Figure record extracts:

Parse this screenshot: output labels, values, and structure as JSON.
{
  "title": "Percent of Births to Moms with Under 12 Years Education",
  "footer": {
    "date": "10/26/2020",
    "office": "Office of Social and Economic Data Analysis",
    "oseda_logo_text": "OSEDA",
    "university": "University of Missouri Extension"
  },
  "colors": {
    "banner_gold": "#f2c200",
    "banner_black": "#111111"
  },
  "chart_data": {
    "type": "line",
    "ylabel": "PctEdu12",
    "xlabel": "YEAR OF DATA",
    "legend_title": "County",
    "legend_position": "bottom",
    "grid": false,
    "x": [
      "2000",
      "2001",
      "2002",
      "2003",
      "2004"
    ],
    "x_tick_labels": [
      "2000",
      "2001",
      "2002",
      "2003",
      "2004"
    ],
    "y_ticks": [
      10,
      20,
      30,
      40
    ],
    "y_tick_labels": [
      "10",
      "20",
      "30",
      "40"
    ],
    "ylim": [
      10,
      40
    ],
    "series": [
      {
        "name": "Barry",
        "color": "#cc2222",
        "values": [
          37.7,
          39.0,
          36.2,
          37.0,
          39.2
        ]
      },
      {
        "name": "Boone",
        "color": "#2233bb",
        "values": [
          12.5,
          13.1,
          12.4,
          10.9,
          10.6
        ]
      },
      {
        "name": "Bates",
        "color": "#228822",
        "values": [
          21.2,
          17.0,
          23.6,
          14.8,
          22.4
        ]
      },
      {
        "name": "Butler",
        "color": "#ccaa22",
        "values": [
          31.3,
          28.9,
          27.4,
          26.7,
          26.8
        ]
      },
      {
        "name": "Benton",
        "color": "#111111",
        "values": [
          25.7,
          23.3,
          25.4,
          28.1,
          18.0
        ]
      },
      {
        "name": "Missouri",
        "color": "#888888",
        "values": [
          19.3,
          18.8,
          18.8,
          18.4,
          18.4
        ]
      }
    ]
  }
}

Task objective:
Return all the data exactly as given.

Problem solution:
Parse this screenshot: output labels, values, and structure as JSON.
{
  "title": "Percent of Births to Moms with Under 12 Years Education",
  "footer": {
    "date": "10/26/2020",
    "office": "Office of Social and Economic Data Analysis",
    "oseda_logo_text": "OSEDA",
    "university": "University of Missouri Extension"
  },
  "colors": {
    "banner_gold": "#f2c200",
    "banner_black": "#111111"
  },
  "chart_data": {
    "type": "line",
    "ylabel": "PctEdu12",
    "xlabel": "YEAR OF DATA",
    "legend_title": "County",
    "legend_position": "bottom",
    "grid": false,
    "x": [
      "2000",
      "2001",
      "2002",
      "2003",
      "2004"
    ],
    "x_tick_labels": [
      "2000",
      "2001",
      "2002",
      "2003",
      "2004"
    ],
    "y_ticks": [
      10,
      20,
      30,
      40
    ],
    "y_tick_labels": [
      "10",
      "20",
      "30",
      "40"
    ],
    "ylim": [
      10,
      40
    ],
    "series": [
      {
        "name": "Barry",
        "color": "#cc2222",
        "values": [
          37.7,
          39.0,
          36.2,
          37.0,
          39.2
        ]
      },
      {
        "name": "Boone",
        "color": "#2233bb",
        "values": [
          12.5,
          13.1,
          12.4,
          10.9,
          10.6
        ]
      },
      {
        "name": "Bates",
        "color": "#228822",
        "values": [
          21.2,
          17.0,
          23.6,
          14.8,
          22.4
        ]
      },
      {
        "name": "Butler",
        "color": "#ccaa22",
        "values": [
          31.3,
          28.9,
          27.4,
          26.7,
          26.8
        ]
      },
      {
        "name": "Benton",
        "color": "#111111",
        "values": [
          25.7,
          23.3,
          25.4,
          28.1,
          18.0
        ]
      },
      {
        "name": "Missouri",
        "color": "#888888",
        "values": [
          19.3,
          18.8,
          18.8,
          18.4,
          18.4
        ]
      }
    ]
  }
}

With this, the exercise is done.